[start Extract provided]

Re: loading from HBase - Pig 0.7

Dmitriy Ryaboy Wed, 27 Oct 2010 00:49:47 -0700

The same way you have /etc/hadoop/conf on the claspath, you want to
put the hbase conf directory on the classpath.


-D

On Tue, Oct 26, 2010 at 11:50 PM, Anze <[email protected]> wrote:
>
>> ... You have all the conf files in PIG_CLASSPATH right?
>
> I think I do:
> ***
> PIG_HOME: /opt/pig/bin/..
> PIG_CONF_DIR: /opt/pig/bin/../conf
> dry run:
> /usr/lib/jvm/java-6-sun/bin/java -Xmx1000m -Dpig.log.dir=/opt/pig/bin/../logs
> -Dpig.log.file=pig.log -Dpig.home.dir=/opt/pig/bin/.. -
> Dpig.root.logger=INFO,console,DRFA -classpath
> /opt/pig/bin/../conf:/usr/lib/jvm/java-6-
> sun/lib/tools.jar:/etc/hadoop/conf:/opt/pig/bin/../build/classes:/opt/pig/bin/../build/test/classes:/opt/pig/bin/../pig-
> *-core.jar:/opt/pig/bin/../build/pig-0.8.0-
> SNAPSHOT.jar:/opt/pig/bin/../lib/automaton.jar:/opt/pig/bin/../lib/hbase-0.20.6.jar:/opt/pig/bin/../lib/hbase-0.20.6-
> test.jar:/opt/pig/bin/../lib/zookeeper-hbase-1329.jar org.apache.pig.Main
> ***
>
> Generated log file contains:
> ***
> Error before Pig is launched
> ----------------------------
> ERROR 2999: Unexpected internal error. Failed to create DataStorage
>
> java.lang.RuntimeException: Failed to create DataStorage
>        at
> org.apache.pig.backend.hadoop.datastorage.HDataStorage.init(HDataStorage.java:75)
>        at
> org.apache.pig.backend.hadoop.datastorage.HDataStorage.<init>(HDataStorage.java:58)
>        at
> org.apache.pig.backend.hadoop.executionengine.HExecutionEngine.init(HExecutionEngine.java:212)
>        at
> org.apache.pig.backend.hadoop.executionengine.HExecutionEngine.init(HExecutionEngine.java:132)

[end Extract provided]
[start Data records]

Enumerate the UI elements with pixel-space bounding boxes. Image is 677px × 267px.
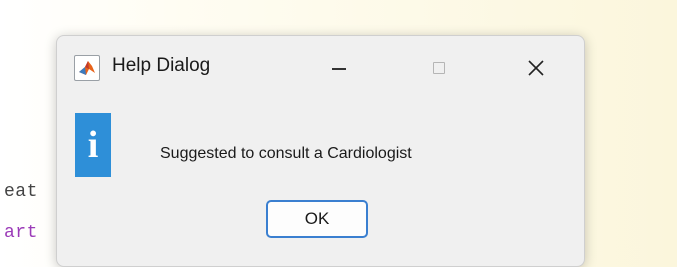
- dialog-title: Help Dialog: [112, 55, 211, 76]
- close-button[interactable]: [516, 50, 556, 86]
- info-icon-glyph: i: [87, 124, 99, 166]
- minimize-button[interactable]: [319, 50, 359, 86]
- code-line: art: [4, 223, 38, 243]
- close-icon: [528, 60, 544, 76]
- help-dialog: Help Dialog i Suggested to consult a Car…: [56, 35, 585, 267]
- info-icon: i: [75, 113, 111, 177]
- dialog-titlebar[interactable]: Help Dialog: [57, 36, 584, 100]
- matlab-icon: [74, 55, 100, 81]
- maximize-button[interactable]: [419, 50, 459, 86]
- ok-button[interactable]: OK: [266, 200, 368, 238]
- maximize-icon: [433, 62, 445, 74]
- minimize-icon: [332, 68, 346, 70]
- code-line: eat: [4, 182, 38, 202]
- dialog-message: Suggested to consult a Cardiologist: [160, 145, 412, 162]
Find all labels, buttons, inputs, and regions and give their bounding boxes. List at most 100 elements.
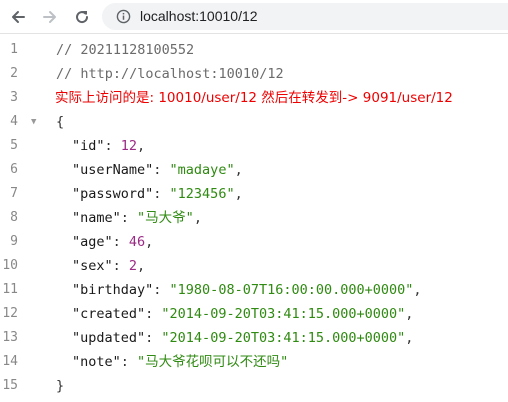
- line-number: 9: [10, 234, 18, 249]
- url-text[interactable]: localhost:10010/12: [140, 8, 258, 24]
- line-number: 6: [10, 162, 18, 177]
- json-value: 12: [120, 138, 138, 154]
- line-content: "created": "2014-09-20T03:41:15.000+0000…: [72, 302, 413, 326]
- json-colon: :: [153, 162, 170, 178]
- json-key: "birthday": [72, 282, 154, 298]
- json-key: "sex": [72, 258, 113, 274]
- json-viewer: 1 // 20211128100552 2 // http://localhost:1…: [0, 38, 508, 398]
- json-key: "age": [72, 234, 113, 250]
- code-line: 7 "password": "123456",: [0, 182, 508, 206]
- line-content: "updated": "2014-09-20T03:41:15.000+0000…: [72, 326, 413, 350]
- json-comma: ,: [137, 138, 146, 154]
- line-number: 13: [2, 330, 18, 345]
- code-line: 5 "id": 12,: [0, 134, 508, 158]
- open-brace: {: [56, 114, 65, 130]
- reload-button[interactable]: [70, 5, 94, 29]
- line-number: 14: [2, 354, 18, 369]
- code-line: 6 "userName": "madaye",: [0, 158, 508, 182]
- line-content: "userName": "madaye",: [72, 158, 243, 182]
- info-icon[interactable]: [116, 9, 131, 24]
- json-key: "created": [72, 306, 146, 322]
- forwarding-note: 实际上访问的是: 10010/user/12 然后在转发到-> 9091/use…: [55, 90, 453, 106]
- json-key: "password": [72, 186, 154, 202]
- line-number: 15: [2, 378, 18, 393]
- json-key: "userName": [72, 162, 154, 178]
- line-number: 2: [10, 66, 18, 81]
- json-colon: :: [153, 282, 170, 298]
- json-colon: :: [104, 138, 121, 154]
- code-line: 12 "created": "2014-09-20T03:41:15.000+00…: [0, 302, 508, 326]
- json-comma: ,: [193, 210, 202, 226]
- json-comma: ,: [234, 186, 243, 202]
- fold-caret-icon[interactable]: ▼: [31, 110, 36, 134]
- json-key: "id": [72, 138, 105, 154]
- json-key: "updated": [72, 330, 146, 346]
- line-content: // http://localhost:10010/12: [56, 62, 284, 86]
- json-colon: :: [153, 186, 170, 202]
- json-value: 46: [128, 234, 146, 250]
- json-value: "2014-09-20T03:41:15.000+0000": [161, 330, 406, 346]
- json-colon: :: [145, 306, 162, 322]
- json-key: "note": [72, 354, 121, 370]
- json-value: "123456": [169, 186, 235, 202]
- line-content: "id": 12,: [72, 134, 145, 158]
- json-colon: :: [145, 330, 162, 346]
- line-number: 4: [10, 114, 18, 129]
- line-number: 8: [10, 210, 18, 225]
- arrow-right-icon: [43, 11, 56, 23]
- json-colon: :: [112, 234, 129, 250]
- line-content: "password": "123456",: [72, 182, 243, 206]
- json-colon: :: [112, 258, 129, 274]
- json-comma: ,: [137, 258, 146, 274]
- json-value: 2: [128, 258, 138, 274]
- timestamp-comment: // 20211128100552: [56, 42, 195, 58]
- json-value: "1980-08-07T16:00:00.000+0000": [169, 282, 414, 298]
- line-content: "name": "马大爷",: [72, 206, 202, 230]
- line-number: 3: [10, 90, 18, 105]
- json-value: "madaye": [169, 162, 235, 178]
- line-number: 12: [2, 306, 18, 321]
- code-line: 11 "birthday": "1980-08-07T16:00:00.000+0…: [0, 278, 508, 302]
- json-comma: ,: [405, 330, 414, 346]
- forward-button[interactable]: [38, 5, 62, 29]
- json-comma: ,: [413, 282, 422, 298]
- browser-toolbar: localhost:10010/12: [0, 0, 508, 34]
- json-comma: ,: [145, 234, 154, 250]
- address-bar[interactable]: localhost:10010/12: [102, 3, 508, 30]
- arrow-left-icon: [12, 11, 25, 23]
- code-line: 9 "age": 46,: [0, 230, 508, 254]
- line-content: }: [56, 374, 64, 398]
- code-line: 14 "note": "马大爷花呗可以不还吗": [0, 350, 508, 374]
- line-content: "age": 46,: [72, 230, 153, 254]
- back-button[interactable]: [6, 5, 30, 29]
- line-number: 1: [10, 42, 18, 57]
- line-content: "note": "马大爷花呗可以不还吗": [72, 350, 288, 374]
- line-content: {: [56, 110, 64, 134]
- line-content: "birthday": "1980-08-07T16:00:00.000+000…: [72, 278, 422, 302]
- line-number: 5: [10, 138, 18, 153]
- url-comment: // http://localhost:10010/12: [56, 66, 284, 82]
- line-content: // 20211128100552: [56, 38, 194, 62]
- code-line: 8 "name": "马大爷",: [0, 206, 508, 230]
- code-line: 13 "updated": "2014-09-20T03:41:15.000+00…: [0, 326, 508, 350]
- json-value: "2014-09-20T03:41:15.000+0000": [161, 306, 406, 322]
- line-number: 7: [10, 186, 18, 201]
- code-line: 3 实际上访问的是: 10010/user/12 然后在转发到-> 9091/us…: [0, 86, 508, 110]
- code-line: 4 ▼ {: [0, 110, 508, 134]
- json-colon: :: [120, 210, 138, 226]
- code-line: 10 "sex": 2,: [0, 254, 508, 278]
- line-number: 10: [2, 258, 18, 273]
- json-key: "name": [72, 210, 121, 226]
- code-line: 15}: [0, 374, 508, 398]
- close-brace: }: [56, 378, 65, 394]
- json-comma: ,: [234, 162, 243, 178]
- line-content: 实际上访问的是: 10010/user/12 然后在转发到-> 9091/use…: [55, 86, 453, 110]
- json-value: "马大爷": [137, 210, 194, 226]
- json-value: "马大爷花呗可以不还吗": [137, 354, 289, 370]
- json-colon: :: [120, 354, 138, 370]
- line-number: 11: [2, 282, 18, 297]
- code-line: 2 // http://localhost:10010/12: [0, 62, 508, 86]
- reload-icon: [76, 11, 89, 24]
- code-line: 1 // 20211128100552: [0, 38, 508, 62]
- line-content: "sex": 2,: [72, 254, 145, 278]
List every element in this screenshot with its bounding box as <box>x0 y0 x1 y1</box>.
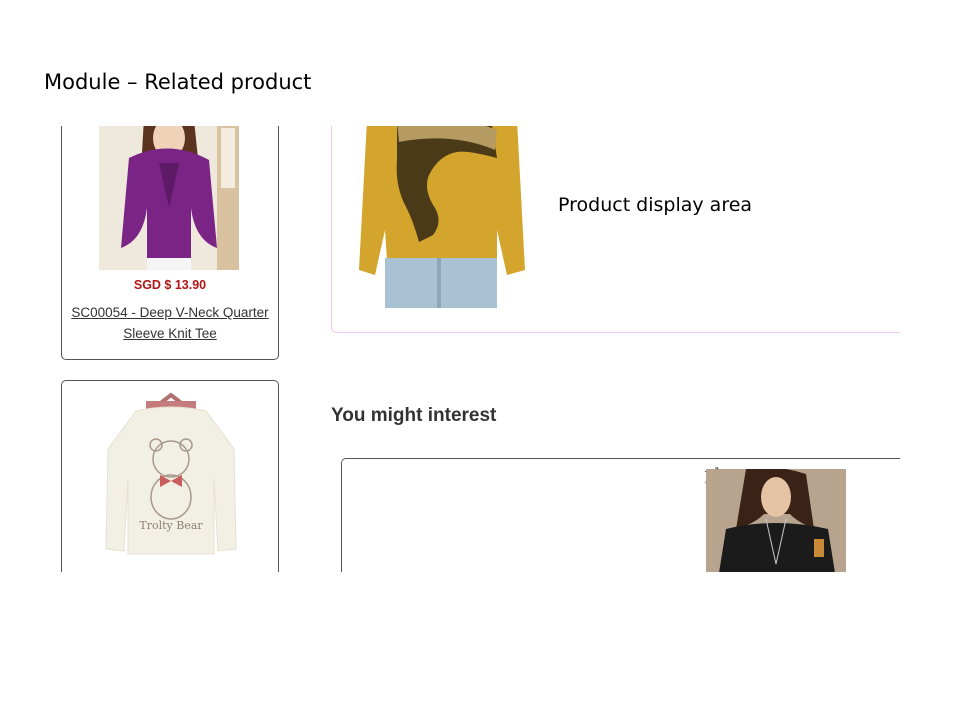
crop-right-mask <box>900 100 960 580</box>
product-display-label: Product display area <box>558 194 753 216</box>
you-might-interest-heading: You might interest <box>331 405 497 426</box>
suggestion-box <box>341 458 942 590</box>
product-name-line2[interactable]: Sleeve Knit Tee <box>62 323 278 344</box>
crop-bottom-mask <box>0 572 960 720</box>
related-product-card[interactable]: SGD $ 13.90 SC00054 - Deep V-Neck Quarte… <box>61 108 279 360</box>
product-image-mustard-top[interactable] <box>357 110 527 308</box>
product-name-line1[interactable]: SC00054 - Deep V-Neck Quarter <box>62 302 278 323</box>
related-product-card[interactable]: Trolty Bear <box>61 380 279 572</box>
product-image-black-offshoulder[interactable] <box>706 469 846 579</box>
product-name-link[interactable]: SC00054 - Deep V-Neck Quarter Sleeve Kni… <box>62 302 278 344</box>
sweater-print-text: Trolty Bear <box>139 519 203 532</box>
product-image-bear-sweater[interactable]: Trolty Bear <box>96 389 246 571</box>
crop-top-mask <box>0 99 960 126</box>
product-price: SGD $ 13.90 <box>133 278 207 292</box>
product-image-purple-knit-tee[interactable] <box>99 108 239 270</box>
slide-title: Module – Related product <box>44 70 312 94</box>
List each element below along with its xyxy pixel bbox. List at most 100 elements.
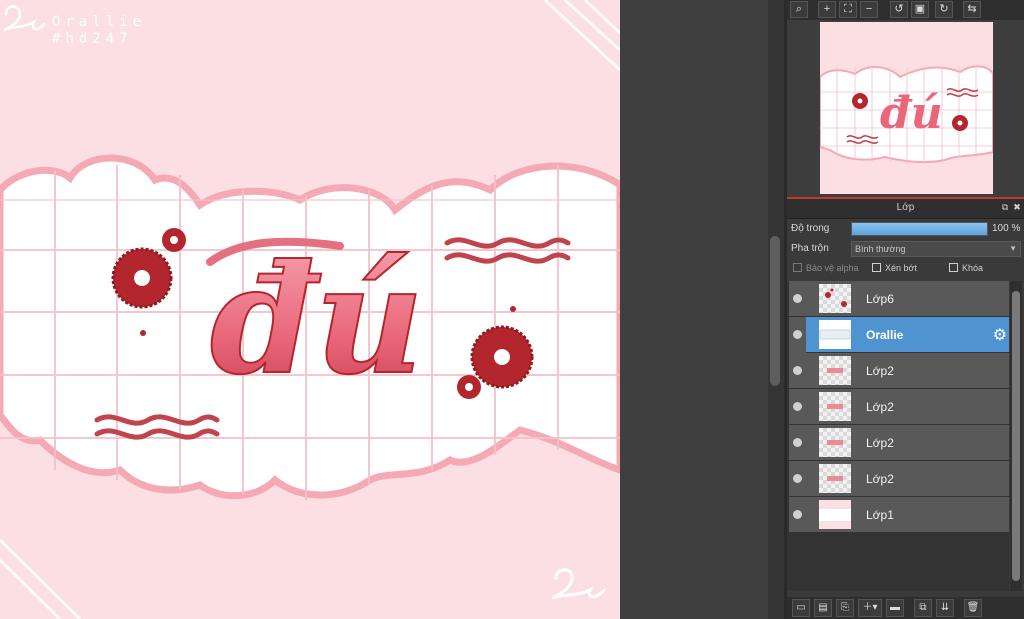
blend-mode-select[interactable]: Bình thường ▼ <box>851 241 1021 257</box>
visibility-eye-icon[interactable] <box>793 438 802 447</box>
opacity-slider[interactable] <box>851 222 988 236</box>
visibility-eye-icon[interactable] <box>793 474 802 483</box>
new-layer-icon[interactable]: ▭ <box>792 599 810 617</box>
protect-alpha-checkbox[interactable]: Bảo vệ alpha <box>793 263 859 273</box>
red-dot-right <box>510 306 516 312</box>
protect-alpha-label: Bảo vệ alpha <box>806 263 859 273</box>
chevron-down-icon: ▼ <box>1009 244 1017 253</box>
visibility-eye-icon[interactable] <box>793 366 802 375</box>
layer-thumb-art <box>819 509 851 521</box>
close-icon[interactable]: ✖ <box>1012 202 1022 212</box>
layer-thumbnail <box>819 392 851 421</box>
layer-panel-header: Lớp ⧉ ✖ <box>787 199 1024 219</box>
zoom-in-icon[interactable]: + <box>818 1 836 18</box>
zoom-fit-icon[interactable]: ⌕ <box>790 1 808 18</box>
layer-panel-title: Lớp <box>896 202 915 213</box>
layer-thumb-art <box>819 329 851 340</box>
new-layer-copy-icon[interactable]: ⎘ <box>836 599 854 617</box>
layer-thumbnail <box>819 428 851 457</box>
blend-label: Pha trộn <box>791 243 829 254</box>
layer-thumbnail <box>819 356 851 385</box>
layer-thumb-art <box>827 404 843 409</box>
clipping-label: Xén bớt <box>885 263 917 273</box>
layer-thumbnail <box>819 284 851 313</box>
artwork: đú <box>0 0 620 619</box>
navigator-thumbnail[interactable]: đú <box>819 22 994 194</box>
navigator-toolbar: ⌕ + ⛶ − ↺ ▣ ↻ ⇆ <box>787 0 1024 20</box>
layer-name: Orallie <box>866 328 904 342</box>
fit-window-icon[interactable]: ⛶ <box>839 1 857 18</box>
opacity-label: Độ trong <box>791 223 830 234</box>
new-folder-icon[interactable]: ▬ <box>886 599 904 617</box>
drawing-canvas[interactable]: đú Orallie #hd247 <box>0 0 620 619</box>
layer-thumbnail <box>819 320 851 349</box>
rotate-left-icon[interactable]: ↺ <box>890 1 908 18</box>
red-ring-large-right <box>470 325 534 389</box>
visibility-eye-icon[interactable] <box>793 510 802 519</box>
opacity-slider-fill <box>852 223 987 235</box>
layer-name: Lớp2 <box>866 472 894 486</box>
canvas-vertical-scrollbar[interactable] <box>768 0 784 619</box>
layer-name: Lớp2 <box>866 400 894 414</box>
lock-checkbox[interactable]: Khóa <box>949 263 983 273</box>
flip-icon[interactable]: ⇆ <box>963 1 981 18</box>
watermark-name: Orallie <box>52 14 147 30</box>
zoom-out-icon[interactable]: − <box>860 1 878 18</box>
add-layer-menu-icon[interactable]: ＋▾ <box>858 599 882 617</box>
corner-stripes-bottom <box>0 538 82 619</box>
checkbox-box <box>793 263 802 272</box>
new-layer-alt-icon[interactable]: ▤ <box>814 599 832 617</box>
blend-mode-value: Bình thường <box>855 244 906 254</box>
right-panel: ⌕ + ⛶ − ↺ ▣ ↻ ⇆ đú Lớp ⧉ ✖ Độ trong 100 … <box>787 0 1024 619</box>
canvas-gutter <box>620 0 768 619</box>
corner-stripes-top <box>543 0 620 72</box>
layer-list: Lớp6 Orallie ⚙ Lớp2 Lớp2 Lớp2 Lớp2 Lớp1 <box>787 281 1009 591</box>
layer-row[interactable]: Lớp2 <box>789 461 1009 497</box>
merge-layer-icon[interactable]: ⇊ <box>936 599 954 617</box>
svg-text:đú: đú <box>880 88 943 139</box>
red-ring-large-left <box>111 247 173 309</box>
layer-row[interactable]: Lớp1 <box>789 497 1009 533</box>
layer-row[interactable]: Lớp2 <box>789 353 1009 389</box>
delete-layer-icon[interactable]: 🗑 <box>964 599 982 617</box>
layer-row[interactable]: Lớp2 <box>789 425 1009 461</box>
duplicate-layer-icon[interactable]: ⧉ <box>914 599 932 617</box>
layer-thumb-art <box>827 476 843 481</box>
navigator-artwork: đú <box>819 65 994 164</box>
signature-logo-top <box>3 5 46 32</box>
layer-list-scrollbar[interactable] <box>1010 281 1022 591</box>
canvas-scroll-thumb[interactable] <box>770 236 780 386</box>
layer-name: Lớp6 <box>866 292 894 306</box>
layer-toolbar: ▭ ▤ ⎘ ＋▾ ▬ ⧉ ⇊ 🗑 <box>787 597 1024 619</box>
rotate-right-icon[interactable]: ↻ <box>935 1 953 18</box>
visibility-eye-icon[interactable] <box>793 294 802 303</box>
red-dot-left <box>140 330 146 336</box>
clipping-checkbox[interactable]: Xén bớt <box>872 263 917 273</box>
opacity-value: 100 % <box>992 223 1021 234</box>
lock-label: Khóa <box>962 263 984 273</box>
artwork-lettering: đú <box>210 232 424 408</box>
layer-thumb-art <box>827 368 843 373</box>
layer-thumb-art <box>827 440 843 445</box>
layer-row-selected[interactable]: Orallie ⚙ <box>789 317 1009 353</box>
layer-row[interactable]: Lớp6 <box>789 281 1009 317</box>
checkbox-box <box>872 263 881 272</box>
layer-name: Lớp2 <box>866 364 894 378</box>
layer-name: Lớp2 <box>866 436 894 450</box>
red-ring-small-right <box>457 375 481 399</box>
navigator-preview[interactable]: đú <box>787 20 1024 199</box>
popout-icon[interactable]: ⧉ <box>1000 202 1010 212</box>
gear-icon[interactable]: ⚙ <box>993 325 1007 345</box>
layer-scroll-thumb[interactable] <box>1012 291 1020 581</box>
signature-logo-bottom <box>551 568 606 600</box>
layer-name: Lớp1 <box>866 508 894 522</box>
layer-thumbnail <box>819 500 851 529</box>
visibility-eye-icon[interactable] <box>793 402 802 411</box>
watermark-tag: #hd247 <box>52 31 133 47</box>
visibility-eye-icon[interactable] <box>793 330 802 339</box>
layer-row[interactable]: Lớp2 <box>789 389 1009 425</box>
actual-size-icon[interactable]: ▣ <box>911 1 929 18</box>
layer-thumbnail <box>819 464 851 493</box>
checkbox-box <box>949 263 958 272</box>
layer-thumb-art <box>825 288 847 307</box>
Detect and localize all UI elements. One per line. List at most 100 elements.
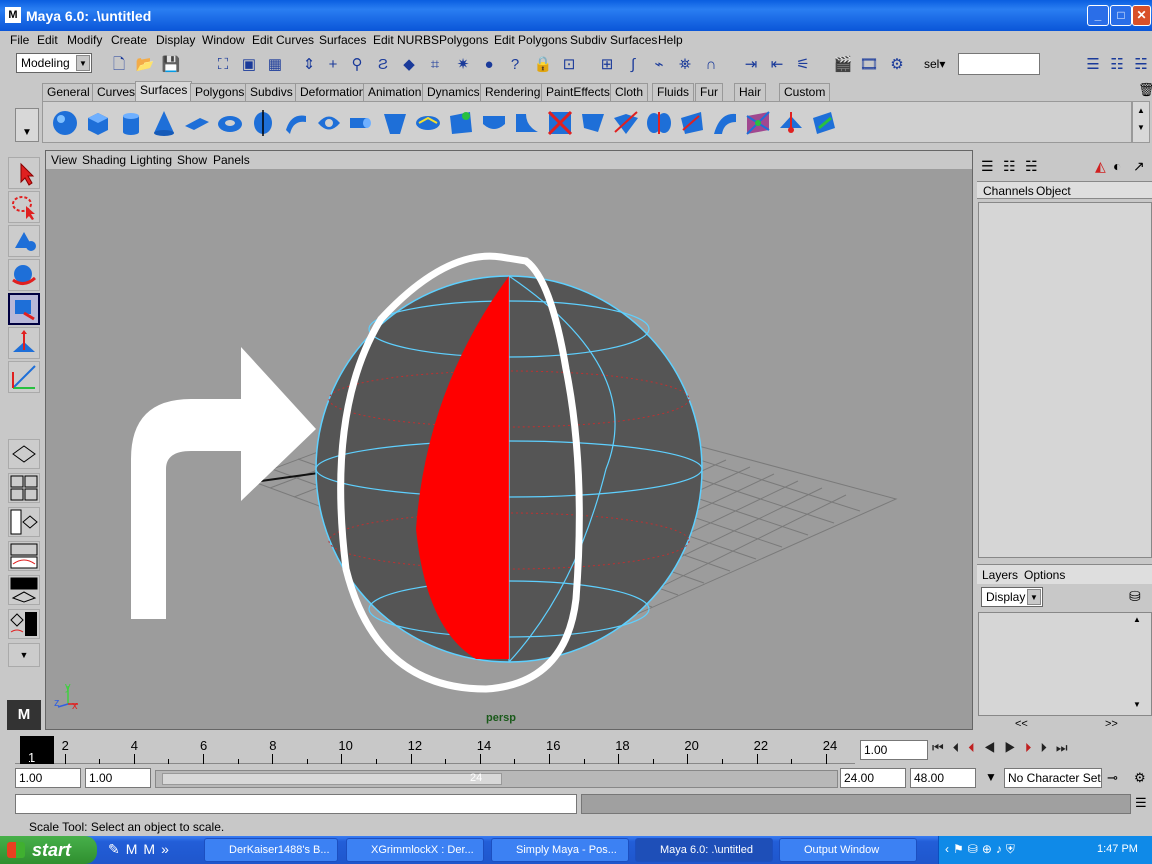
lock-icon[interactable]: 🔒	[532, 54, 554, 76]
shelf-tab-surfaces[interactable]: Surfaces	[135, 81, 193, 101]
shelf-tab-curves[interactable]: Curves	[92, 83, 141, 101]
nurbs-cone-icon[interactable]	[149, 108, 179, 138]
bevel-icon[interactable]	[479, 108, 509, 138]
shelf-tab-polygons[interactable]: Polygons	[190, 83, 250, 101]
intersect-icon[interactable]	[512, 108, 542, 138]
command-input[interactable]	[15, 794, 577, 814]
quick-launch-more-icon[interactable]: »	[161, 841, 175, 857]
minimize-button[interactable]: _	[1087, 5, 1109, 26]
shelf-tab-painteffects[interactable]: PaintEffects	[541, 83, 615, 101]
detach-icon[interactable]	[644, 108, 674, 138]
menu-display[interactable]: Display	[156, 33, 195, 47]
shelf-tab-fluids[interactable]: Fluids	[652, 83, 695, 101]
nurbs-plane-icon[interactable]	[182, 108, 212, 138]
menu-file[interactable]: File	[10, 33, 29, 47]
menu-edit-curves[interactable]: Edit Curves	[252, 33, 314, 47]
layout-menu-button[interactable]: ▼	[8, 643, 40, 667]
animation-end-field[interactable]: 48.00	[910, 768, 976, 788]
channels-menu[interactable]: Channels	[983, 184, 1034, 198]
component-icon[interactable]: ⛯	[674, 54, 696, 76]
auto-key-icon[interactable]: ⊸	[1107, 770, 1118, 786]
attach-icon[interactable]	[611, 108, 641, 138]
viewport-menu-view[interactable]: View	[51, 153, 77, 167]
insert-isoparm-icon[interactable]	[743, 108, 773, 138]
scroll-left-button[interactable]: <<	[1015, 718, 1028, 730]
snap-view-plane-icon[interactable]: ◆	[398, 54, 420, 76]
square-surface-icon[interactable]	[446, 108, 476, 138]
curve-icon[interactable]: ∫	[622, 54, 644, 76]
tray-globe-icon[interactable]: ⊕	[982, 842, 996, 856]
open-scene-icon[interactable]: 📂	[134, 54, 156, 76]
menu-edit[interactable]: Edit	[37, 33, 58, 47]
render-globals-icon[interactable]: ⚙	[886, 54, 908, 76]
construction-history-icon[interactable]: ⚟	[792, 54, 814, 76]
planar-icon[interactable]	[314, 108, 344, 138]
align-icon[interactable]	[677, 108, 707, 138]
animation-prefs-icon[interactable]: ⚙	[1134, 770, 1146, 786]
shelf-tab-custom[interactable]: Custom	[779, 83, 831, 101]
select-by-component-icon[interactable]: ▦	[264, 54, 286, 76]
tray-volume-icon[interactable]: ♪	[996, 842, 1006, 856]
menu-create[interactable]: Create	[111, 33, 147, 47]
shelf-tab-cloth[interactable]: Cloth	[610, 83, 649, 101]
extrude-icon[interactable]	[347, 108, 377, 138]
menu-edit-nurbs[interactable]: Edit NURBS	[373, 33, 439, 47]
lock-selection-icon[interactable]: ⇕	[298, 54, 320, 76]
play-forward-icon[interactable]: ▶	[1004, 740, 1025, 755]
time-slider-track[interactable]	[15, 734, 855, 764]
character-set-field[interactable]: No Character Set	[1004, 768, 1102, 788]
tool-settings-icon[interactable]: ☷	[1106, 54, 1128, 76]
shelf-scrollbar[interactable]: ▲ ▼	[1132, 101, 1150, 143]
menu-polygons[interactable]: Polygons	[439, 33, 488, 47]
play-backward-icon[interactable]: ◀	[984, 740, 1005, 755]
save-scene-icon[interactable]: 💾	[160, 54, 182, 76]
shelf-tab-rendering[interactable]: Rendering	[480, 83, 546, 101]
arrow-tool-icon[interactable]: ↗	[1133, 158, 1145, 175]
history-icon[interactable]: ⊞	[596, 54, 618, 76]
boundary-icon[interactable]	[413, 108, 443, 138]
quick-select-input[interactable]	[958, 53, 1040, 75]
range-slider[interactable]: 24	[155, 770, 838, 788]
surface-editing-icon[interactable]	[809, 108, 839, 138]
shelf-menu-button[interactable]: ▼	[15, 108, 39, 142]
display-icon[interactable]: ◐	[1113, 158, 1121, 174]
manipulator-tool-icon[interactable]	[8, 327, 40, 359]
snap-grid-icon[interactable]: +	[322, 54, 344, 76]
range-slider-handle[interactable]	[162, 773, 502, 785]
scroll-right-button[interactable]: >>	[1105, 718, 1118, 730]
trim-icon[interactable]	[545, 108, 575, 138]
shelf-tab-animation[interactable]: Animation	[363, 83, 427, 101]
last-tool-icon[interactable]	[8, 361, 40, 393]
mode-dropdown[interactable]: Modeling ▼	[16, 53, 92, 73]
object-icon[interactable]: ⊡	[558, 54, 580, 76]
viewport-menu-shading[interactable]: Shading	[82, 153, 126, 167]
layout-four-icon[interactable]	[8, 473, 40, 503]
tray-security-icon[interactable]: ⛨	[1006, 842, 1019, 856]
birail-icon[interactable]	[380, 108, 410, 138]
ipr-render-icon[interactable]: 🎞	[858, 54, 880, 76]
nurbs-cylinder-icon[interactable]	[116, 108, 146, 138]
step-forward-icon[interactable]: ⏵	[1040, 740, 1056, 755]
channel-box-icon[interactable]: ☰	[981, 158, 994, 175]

[end Data records]

| Short problem |
In the Pig and HBase email thread, which directory does the reply suggest putting on the classpath?

| Complete response |
The HBase conf directory.